-------- INFORMATION SHOWN
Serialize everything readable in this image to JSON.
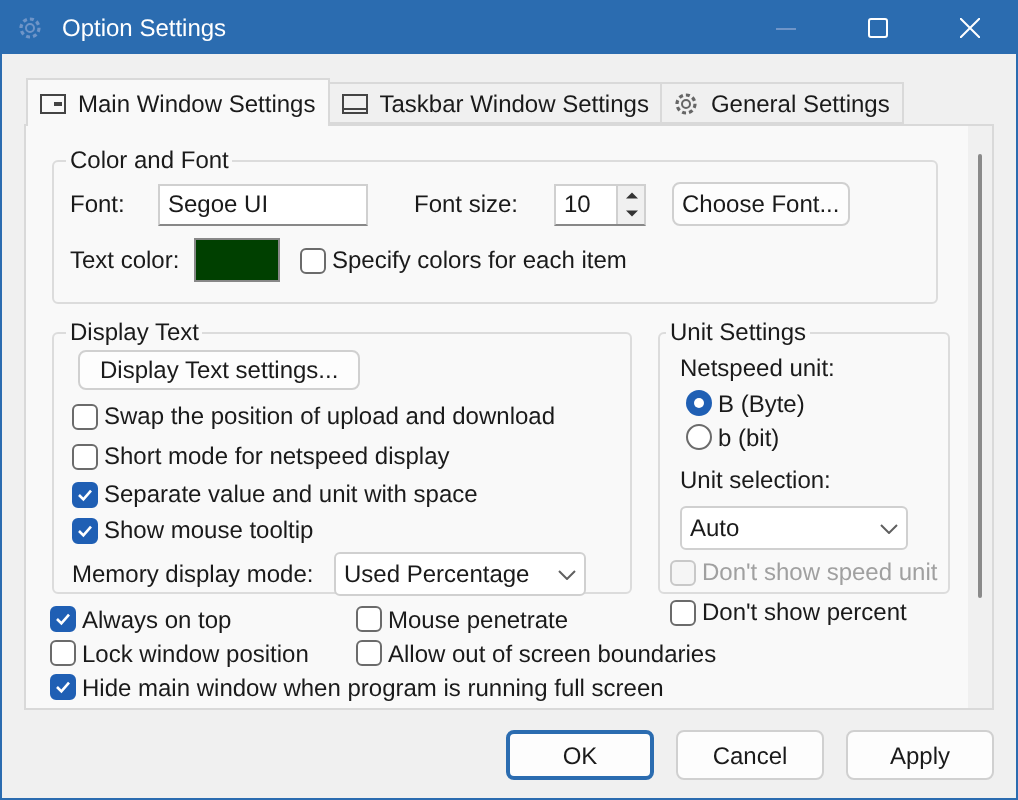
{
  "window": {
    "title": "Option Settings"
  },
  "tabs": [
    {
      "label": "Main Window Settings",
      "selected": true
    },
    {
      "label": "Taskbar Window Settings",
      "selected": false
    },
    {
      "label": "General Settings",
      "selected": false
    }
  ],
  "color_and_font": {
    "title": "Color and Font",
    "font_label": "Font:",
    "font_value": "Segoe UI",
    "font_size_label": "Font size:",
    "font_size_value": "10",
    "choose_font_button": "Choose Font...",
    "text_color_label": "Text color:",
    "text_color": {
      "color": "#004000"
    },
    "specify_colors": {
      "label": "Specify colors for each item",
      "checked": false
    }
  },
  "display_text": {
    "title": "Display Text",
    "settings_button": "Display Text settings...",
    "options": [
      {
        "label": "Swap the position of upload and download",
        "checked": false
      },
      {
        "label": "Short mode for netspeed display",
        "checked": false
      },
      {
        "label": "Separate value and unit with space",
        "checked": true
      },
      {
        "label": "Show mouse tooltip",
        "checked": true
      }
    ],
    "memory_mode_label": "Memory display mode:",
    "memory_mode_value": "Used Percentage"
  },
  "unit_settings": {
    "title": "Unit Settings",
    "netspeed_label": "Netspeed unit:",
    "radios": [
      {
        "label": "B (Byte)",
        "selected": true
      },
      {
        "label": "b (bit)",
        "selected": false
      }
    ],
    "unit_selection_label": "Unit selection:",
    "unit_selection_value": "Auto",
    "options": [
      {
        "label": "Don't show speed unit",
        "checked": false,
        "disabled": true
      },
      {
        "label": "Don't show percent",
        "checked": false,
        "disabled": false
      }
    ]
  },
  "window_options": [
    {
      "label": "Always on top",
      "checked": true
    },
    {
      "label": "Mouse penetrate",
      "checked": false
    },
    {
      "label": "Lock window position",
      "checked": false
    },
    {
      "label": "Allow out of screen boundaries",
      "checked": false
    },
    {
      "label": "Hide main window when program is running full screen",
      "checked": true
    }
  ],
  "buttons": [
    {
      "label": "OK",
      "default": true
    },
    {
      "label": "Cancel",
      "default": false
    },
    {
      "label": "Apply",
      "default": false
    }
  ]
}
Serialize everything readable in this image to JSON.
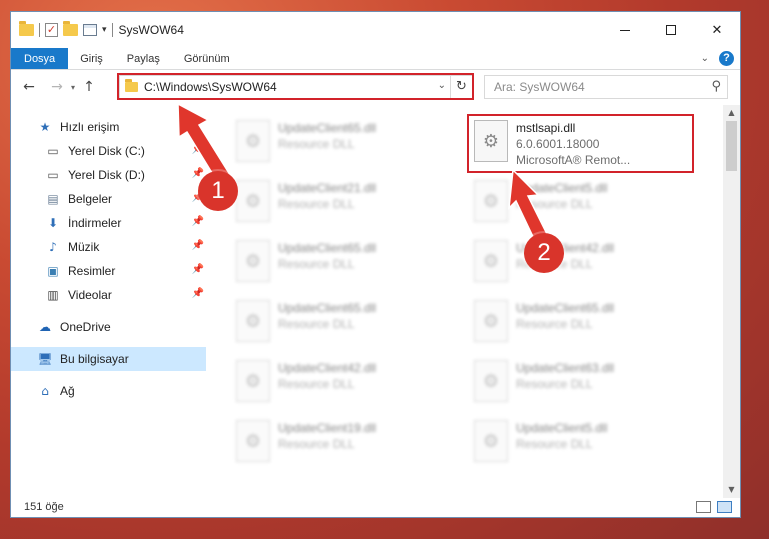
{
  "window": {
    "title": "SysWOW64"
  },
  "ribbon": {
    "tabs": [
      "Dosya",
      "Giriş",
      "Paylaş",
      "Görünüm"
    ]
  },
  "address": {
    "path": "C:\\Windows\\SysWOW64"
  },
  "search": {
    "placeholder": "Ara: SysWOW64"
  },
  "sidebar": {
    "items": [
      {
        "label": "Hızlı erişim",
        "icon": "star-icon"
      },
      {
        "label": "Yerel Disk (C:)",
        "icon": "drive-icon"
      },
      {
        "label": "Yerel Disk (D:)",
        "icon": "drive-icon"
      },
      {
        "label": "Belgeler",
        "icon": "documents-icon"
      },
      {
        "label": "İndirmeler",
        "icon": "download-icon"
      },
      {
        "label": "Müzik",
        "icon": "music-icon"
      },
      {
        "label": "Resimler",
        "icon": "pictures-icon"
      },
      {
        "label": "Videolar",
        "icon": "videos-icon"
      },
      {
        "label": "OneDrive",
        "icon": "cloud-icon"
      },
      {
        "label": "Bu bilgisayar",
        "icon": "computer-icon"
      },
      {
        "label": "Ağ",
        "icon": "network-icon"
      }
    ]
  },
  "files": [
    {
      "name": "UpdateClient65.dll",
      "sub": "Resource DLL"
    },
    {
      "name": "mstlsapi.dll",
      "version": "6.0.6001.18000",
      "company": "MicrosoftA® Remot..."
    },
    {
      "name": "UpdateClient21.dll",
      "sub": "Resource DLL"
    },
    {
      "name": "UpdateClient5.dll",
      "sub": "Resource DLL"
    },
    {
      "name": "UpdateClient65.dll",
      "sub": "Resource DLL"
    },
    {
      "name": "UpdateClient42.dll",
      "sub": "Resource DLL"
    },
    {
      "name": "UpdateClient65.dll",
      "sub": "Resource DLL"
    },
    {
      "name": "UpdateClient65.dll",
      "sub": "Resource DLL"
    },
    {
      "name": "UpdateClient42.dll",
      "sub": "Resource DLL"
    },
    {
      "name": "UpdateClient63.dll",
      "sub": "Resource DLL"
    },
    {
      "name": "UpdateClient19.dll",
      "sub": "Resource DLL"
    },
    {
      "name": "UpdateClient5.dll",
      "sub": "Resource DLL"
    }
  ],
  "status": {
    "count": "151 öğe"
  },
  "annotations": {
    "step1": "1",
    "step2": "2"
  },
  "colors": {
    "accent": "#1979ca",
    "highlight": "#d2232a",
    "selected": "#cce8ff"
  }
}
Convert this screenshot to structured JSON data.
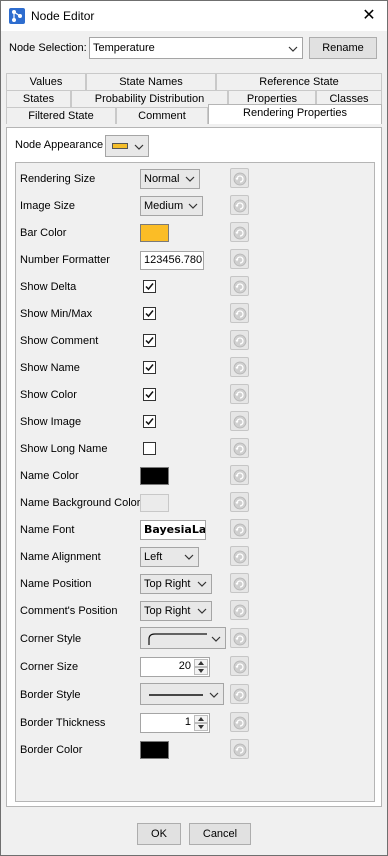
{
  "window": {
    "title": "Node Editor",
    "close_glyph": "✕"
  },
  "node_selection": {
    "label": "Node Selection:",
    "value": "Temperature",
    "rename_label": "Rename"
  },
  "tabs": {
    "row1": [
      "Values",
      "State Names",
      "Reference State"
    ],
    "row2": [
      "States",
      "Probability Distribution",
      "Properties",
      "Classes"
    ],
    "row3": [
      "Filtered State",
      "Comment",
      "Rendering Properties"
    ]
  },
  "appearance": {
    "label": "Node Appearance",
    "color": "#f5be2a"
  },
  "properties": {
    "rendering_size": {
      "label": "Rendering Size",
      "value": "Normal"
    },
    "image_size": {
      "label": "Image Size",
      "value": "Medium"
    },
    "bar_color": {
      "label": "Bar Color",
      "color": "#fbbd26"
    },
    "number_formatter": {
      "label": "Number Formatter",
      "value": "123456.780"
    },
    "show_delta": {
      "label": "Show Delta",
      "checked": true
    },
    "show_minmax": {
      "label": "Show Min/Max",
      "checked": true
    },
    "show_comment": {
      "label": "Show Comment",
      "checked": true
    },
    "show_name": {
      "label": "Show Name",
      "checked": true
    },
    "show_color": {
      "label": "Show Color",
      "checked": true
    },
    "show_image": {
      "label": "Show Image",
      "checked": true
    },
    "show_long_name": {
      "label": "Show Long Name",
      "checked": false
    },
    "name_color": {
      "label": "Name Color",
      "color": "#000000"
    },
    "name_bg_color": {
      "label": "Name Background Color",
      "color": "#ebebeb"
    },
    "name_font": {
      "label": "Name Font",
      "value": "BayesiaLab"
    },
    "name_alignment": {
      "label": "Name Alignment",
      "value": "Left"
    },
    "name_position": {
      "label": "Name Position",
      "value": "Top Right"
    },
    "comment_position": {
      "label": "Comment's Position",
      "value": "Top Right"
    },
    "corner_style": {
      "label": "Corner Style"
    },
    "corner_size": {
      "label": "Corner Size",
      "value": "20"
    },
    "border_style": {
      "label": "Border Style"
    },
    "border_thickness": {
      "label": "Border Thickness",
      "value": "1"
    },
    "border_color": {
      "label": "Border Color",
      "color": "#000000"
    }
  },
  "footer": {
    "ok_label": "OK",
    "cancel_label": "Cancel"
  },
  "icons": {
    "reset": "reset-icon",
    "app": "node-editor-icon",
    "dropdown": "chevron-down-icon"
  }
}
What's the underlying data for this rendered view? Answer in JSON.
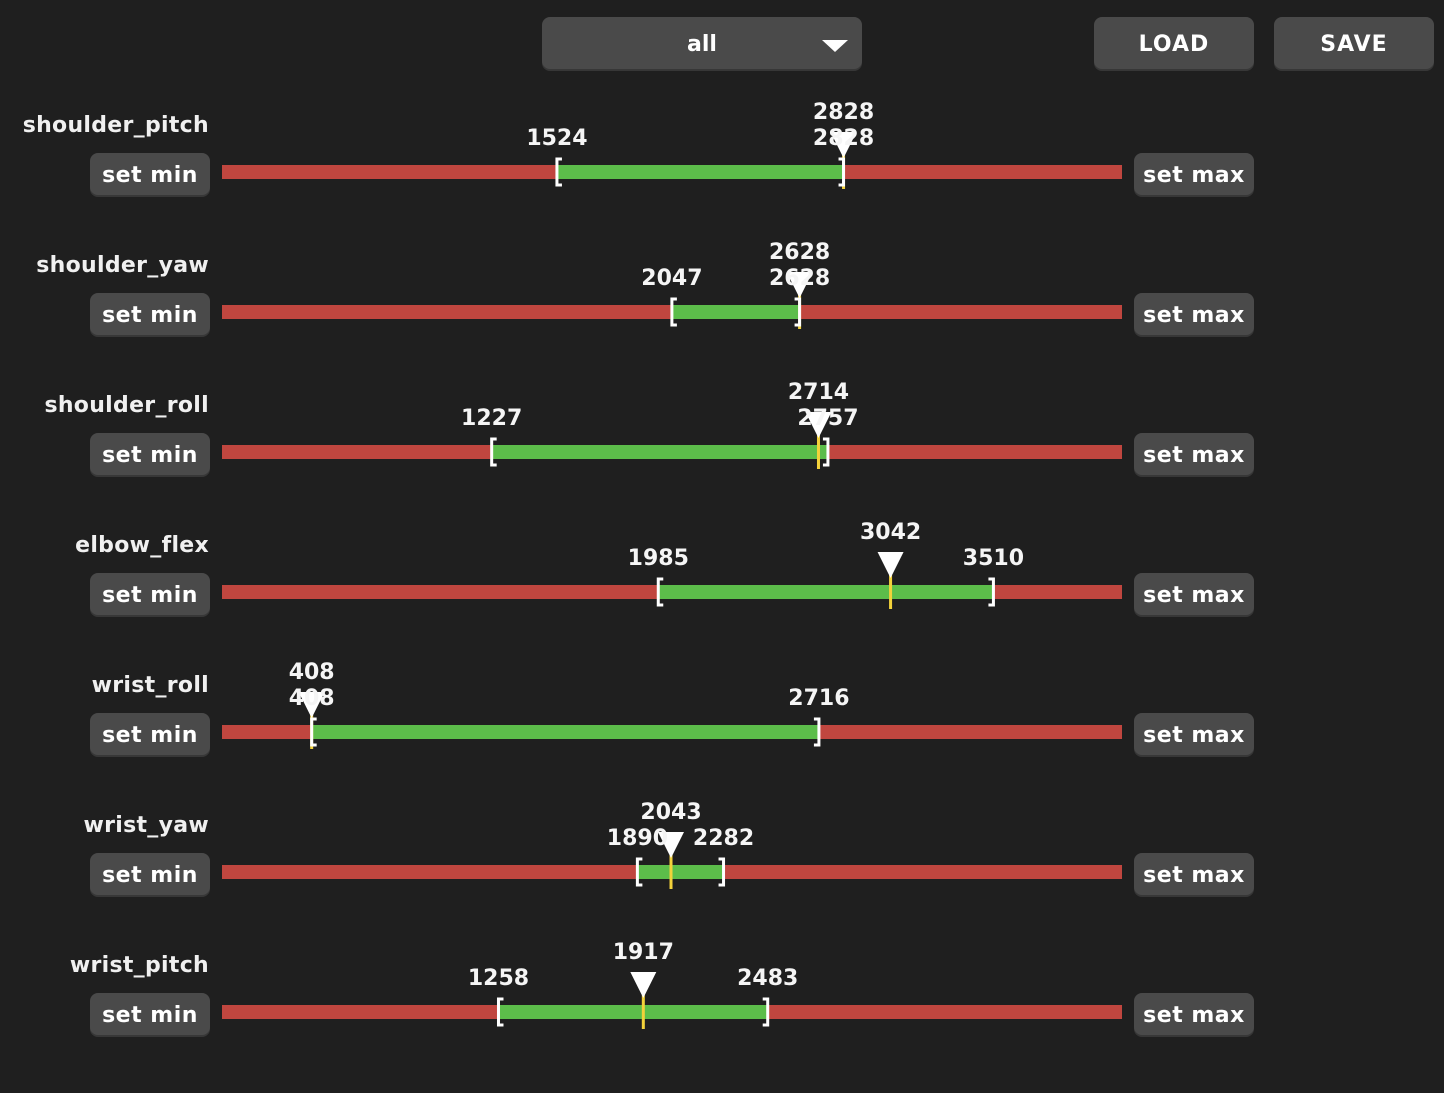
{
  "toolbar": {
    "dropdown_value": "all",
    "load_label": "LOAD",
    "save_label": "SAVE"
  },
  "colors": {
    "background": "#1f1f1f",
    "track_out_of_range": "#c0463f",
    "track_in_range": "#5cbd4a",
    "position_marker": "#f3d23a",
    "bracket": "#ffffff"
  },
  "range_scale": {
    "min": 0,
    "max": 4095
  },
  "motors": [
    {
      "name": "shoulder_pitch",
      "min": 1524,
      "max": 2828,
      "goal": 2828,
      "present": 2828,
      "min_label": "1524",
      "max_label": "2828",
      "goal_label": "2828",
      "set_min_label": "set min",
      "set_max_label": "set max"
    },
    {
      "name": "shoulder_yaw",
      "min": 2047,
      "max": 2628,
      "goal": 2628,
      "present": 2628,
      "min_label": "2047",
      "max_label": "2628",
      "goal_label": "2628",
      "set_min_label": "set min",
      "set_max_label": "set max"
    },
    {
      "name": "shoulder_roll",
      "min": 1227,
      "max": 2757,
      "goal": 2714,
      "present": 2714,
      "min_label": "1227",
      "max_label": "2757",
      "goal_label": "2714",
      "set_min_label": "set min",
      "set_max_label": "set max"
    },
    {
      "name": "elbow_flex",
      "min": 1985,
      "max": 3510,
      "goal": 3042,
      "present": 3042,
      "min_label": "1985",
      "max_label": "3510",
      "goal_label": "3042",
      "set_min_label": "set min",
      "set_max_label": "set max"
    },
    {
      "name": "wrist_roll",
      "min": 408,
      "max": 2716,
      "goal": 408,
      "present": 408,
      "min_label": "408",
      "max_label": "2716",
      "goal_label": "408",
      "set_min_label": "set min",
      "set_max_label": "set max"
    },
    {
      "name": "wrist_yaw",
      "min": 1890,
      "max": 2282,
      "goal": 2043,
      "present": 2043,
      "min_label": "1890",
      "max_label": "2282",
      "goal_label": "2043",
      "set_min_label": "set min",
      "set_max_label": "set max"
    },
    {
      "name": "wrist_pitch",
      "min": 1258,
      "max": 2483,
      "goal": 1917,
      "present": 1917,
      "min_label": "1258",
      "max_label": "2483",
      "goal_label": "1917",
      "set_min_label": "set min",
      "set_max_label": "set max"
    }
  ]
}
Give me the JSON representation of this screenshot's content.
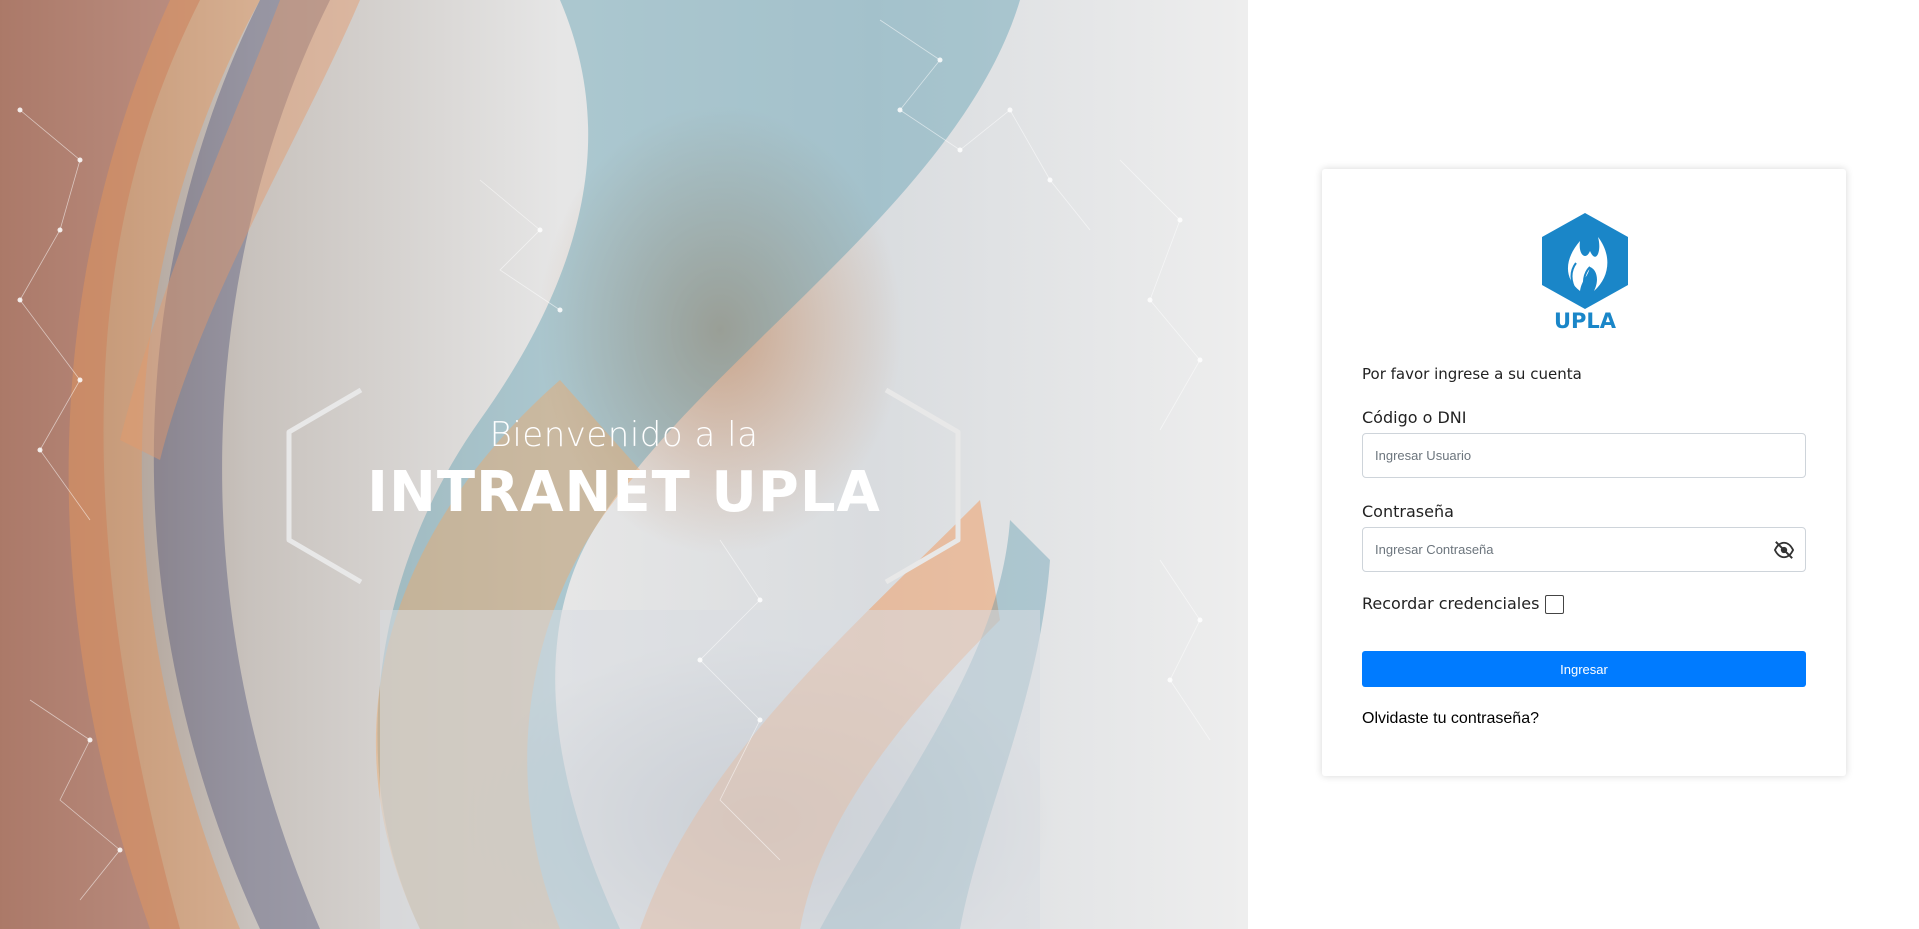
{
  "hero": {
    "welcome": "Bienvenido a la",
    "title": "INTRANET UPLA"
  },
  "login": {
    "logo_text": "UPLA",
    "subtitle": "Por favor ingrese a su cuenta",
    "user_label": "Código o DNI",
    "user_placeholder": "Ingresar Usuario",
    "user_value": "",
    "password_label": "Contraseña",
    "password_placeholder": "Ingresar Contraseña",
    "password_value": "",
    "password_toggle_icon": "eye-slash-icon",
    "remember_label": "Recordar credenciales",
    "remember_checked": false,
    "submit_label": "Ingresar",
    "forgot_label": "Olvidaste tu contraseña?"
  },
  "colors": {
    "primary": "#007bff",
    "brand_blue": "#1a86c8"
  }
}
----------------
» **GIVEN PROBLEM**:
Go over the records above and tally each line that includes "screenshot". Give the total by itself.

» **ANSWER**:
2